TASK GOAL: Every single entry should be printed exactly.

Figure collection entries
[Start of Attachment]

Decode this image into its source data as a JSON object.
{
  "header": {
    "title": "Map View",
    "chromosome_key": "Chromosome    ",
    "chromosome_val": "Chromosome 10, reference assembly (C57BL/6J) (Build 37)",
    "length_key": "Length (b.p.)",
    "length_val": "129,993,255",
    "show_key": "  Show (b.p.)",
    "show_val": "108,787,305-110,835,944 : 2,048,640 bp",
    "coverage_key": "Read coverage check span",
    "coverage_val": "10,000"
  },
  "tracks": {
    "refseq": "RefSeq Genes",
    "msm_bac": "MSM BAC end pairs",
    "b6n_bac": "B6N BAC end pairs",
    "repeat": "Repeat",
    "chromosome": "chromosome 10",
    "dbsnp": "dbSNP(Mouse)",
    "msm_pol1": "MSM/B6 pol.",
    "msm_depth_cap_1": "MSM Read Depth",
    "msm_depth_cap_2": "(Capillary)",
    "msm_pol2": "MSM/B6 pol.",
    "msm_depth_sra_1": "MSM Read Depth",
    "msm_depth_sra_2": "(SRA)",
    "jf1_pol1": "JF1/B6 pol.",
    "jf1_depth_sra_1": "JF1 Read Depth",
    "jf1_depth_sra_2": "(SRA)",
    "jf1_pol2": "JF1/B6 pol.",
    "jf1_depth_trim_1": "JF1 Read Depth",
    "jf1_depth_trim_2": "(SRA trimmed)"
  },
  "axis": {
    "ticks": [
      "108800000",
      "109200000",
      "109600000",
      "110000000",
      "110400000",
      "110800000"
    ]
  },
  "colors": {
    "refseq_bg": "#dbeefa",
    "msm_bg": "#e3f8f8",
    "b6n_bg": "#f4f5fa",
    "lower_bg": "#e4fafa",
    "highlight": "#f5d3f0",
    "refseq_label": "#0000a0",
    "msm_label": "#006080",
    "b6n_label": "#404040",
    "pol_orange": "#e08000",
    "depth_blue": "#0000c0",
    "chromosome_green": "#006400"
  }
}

[End of Attachment]

ANSWER TO THIS TASK:
Decode this image into its source data as a JSON object.
{
  "header": {
    "title": "Map View",
    "chromosome_key": "Chromosome    ",
    "chromosome_val": "Chromosome 10, reference assembly (C57BL/6J) (Build 37)",
    "length_key": "Length (b.p.)",
    "length_val": "129,993,255",
    "show_key": "  Show (b.p.)",
    "show_val": "108,787,305-110,835,944 : 2,048,640 bp",
    "coverage_key": "Read coverage check span",
    "coverage_val": "10,000"
  },
  "tracks": {
    "refseq": "RefSeq Genes",
    "msm_bac": "MSM BAC end pairs",
    "b6n_bac": "B6N BAC end pairs",
    "repeat": "Repeat",
    "chromosome": "chromosome 10",
    "dbsnp": "dbSNP(Mouse)",
    "msm_pol1": "MSM/B6 pol.",
    "msm_depth_cap_1": "MSM Read Depth",
    "msm_depth_cap_2": "(Capillary)",
    "msm_pol2": "MSM/B6 pol.",
    "msm_depth_sra_1": "MSM Read Depth",
    "msm_depth_sra_2": "(SRA)",
    "jf1_pol1": "JF1/B6 pol.",
    "jf1_depth_sra_1": "JF1 Read Depth",
    "jf1_depth_sra_2": "(SRA)",
    "jf1_pol2": "JF1/B6 pol.",
    "jf1_depth_trim_1": "JF1 Read Depth",
    "jf1_depth_trim_2": "(SRA trimmed)"
  },
  "axis": {
    "ticks": [
      "108800000",
      "109200000",
      "109600000",
      "110000000",
      "110400000",
      "110800000"
    ]
  },
  "colors": {
    "refseq_bg": "#dbeefa",
    "msm_bg": "#e3f8f8",
    "b6n_bg": "#f4f5fa",
    "lower_bg": "#e4fafa",
    "highlight": "#f5d3f0",
    "refseq_label": "#0000a0",
    "msm_label": "#006080",
    "b6n_label": "#404040",
    "pol_orange": "#e08000",
    "depth_blue": "#0000c0",
    "chromosome_green": "#006400"
  }
}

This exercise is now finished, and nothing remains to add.